#### Do this
Check each line below for the word "časové" and give the number of lines that have it, nothing more.

____________

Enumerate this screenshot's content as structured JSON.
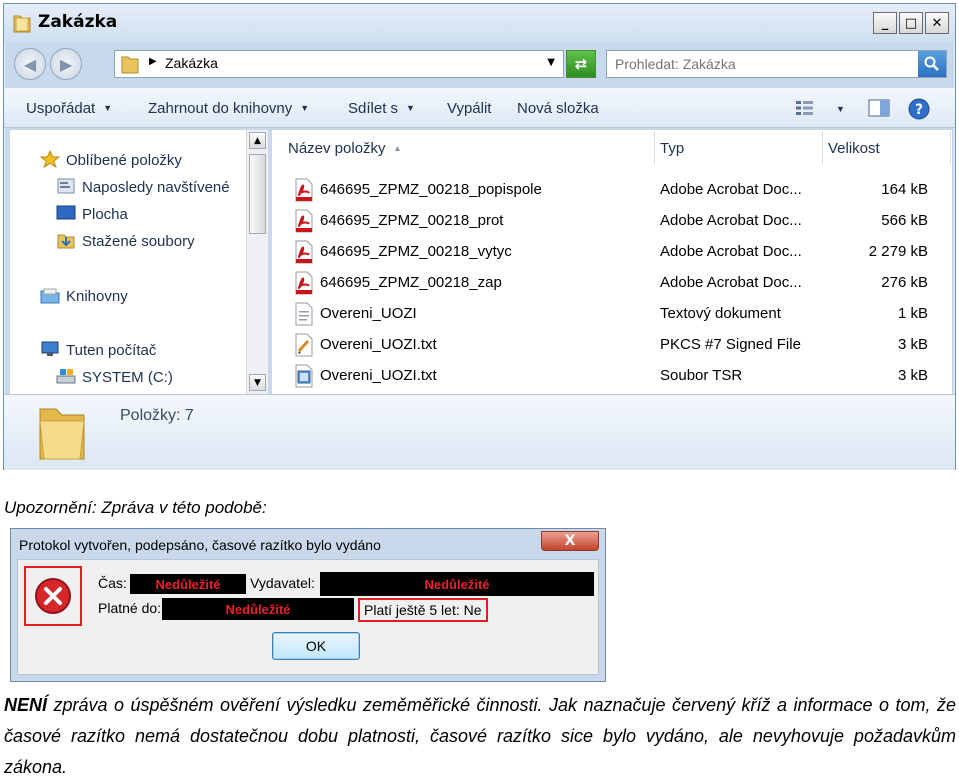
{
  "window": {
    "title": "Zakázka",
    "controls": {
      "minimize": "_",
      "maximize": "□",
      "close": "✕"
    }
  },
  "address": {
    "path": "Zakázka",
    "search_placeholder": "Prohledat: Zakázka"
  },
  "toolbar": {
    "organize": "Uspořádat",
    "include_library": "Zahrnout do knihovny",
    "share": "Sdílet s",
    "burn": "Vypálit",
    "new_folder": "Nová složka"
  },
  "nav": {
    "favorites": "Oblíbené položky",
    "recent": "Naposledy navštívené",
    "desktop": "Plocha",
    "downloads": "Stažené soubory",
    "libraries": "Knihovny",
    "computer": "Tuten počítač",
    "system_drive": "SYSTEM (C:)"
  },
  "columns": {
    "name": "Název položky",
    "type": "Typ",
    "size": "Velikost"
  },
  "files": [
    {
      "name": "646695_ZPMZ_00218_popispole",
      "type": "Adobe Acrobat Doc...",
      "size": "164 kB",
      "icon": "pdf"
    },
    {
      "name": "646695_ZPMZ_00218_prot",
      "type": "Adobe Acrobat Doc...",
      "size": "566 kB",
      "icon": "pdf"
    },
    {
      "name": "646695_ZPMZ_00218_vytyc",
      "type": "Adobe Acrobat Doc...",
      "size": "2 279 kB",
      "icon": "pdf"
    },
    {
      "name": "646695_ZPMZ_00218_zap",
      "type": "Adobe Acrobat Doc...",
      "size": "276 kB",
      "icon": "pdf"
    },
    {
      "name": "Overeni_UOZI",
      "type": "Textový dokument",
      "size": "1 kB",
      "icon": "txt"
    },
    {
      "name": "Overeni_UOZI.txt",
      "type": "PKCS #7 Signed File",
      "size": "3 kB",
      "icon": "p7s"
    },
    {
      "name": "Overeni_UOZI.txt",
      "type": "Soubor TSR",
      "size": "3 kB",
      "icon": "tsr"
    }
  ],
  "details": {
    "count": "Položky: 7"
  },
  "warning_heading": "Upozornění: Zpráva v této podobě:",
  "dialog": {
    "title": "Protokol vytvořen, podepsáno, časové razítko bylo vydáno",
    "close": "X",
    "cas_label": "Čas:",
    "vydavatel_label": "Vydavatel:",
    "platne_label": "Platné do:",
    "redacted": "Nedůležité",
    "plati_text": "Platí ještě 5 let: Ne",
    "ok": "OK"
  },
  "paragraph": {
    "bold": "NENÍ",
    "text": " zpráva o úspěšném ověření výsledku zeměměřické činnosti. Jak naznačuje červený kříž a informace o tom, že časové razítko nemá dostatečnou dobu platnosti, časové razítko sice bylo vydáno, ale nevyhovuje požadavkům zákona."
  },
  "colors": {
    "error_red": "#e02020",
    "window_blue": "#c9d9ec",
    "redact_text": "#e8222a"
  }
}
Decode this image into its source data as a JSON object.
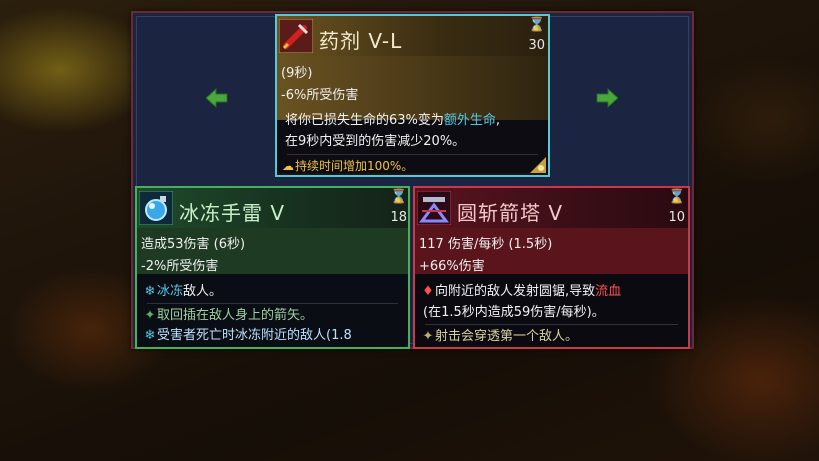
{
  "colors": {
    "potion_border": "#57c8d8",
    "grenade_border": "#46b05a",
    "turret_border": "#c83a48",
    "arrow_green": "#4aa83a",
    "highlight_cyan": "#52c8e8",
    "highlight_red": "#ff5050"
  },
  "nav": {
    "left_icon": "arrow-left-icon",
    "right_icon": "arrow-right-icon"
  },
  "potion": {
    "icon": "potion-icon",
    "title": "药剂 V-L",
    "cooldown": "30",
    "stat1": "(9秒)",
    "stat2": "-6%所受伤害",
    "desc_line1_a": "将你已损失生命的63%变为",
    "desc_line1_hl": "额外生命",
    "desc_line1_b": ",",
    "desc_line2": "在9秒内受到的伤害减少20%。",
    "bonus": "持续时间增加100%。"
  },
  "grenade": {
    "icon": "ice-grenade-icon",
    "title": "冰冻手雷 V",
    "cooldown": "18",
    "stat1": "造成53伤害 (6秒)",
    "stat2": "-2%所受伤害",
    "effect_hl": "冰冻",
    "effect_rest": "敌人。",
    "note1": "取回插在敌人身上的箭矢。",
    "note2": "受害者死亡时冰冻附近的敌人(1.8"
  },
  "turret": {
    "icon": "saw-turret-icon",
    "title": "圆斩箭塔 V",
    "cooldown": "10",
    "stat1": "117 伤害/每秒 (1.5秒)",
    "stat2": "+66%伤害",
    "effect_a": "向附近的敌人发射圆锯,导致",
    "effect_hl": "流血",
    "effect_line2": "(在1.5秒内造成59伤害/每秒)。",
    "note1": "射击会穿透第一个敌人。"
  }
}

____________

#### Answer
2